=== SOURCE TEXT ===
Walmart’s CRM Gateway: Mobile Checkout?Written by Evan Schuman
Walmart’s two-day trial last week to test in-aisle mobile checkout was about everything other than accelerating the checkout process. The chain saw it as delivering everything from a back door into a CRM system (which Walmart has never had) to making coupons and other incentives several orders of magnitude more effective and even gathering in-store geolocation data for marketing analysis. (“We may have sold 50 TVs this week, but based on the number of people standing by that area for more than six minutes, it looks like we need to tweak pricing more.”)
When Walmart quietly (was it really intended to be quiet? More on that in a moment) ran this test at one store near the Bentonville mothership, many compared it with the chain’s self-checkout efforts. But this setup’s advantages make that particular function of minimal interest. Still, it’s the most palatable explanation to offer shoppers.

=== RECORD SET ===

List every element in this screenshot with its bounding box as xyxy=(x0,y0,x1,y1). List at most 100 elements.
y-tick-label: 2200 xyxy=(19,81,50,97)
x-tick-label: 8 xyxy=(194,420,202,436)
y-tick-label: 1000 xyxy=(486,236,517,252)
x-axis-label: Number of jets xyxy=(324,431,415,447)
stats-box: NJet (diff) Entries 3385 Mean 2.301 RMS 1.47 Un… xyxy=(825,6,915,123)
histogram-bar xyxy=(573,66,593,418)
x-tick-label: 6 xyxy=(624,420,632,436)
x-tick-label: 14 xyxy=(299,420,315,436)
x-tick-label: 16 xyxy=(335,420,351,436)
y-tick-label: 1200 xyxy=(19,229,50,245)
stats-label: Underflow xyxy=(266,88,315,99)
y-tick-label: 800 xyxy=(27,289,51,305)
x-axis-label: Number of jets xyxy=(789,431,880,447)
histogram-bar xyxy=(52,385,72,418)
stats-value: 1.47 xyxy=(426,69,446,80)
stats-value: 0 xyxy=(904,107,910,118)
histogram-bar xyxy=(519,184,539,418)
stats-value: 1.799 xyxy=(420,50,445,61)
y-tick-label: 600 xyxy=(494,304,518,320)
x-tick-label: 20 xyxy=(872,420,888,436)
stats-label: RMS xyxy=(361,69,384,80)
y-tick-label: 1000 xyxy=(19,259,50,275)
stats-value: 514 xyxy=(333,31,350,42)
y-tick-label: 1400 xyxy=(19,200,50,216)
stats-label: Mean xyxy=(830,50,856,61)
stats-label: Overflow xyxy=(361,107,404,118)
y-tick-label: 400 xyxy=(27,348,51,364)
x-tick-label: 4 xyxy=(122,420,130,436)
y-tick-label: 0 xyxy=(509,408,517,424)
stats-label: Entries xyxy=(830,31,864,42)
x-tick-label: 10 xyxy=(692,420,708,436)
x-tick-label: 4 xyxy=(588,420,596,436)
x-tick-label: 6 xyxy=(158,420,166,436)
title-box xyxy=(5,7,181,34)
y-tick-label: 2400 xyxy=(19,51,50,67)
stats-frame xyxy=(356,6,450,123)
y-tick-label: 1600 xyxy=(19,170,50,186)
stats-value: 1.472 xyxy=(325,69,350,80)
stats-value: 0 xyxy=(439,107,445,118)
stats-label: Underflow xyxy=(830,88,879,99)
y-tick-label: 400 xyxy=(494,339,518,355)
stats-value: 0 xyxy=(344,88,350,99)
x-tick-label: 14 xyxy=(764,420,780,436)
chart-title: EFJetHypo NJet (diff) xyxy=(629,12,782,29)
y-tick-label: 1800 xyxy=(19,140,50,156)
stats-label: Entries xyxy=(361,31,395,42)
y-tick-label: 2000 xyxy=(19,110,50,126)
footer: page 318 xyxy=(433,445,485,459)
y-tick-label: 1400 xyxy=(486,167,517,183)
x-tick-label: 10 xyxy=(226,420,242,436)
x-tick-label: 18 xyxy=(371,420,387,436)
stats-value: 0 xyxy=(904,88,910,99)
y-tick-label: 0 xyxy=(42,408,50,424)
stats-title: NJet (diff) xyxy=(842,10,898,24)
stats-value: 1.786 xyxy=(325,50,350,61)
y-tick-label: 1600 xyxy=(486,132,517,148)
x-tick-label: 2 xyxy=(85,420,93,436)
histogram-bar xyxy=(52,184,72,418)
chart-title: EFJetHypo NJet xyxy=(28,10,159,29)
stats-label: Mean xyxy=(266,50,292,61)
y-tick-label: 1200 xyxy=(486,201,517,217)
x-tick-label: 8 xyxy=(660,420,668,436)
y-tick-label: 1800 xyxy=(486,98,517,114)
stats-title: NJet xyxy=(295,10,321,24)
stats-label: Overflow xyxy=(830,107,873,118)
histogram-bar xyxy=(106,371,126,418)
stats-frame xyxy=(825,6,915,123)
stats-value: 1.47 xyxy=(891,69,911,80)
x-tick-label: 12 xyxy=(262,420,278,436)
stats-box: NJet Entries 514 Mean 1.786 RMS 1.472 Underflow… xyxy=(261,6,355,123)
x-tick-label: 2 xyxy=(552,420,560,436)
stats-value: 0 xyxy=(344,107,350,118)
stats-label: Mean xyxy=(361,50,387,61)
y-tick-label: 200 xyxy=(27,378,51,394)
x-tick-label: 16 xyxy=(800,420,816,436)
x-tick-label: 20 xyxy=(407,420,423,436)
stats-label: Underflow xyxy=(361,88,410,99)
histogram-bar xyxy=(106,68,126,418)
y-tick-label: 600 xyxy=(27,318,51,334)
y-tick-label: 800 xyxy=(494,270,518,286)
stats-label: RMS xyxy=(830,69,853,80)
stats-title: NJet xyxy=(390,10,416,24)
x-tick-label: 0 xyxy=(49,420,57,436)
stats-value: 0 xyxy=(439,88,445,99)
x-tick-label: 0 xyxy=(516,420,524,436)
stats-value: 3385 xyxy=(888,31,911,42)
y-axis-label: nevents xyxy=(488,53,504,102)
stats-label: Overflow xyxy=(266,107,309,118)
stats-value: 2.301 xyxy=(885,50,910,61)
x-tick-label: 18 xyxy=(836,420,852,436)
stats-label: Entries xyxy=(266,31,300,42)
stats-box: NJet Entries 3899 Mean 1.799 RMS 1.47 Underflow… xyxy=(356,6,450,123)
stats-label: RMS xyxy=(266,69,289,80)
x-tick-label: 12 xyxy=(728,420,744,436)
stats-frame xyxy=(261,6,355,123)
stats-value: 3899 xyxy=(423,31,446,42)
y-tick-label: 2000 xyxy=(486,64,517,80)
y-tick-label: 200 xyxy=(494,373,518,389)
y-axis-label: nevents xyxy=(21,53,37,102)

=== WORK INSTRUCTION 1 ===
Retype the Walmart mobile checkout article, everything from "When Walmart quietly" down to "to offer shoppers.".
=== WORK INSTRUCTION 2 ===
According to the Walmart mobile checkout article, what did the chain see the in-aisle trial as delivering? List each one.
=== WORK INSTRUCTION 3 ===
Write what comes next in the Walmart mobile checkout article, picking up after its last sentence.
The listing has nothing to do with the Walmart mobile checkout article.

=== WRITTEN ANSWER 1 ===
When Walmart quietly (was it really intended to be quiet? More on that in a moment) ran this test at one store near the Bentonville mothership, many compared it with the chain’s self-checkout efforts. But this setup’s advantages make that particular function of minimal interest. Still, it’s the most palatable explanation to offer shoppers.

=== WRITTEN ANSWER 2 ===
- A back door into a CRM system
- Making coupons and other incentives several orders of magnitude more effective
- Gathering in-store geolocation data for marketing analysis

=== WRITTEN ANSWER 3 ===
The test at that one store did not involve any customers and only allowed employees—and their “friends and family”—to participate. Given that it was an extremely limited test (two days, one store, no customers, iPhone-only), it’s by no means indicative of how the chain would actually use the technology. With that disclaimer out there, this is how the trial worked.
Shoppers scan each item as they work their way through the aisles. In this way, it enables real-time promotions, delivered at a point in the process where they are quite likely to change purchases—either to more profitable products or to those where the chain has a manufacturer incentive.
As StorefrontBacktalk was—shameless plug alert—quoted saying in The Wall Street Journal on August 31, this approach could effortlessly offer a coupon for a rival peanut-butter brand with a 75-cent off coupon. (If that Wall Street Journal link doesn’t work for you, here’s a screen capture of that page.) Done at checkout, it will likely be ignored, forgotten or lost (and perhaps all three). The chance of a large number of shoppers bringing that coupon back the next shopping trip is small. But if that offer is made while the shopper is still in the peanut-butter aisle? Much more compelling.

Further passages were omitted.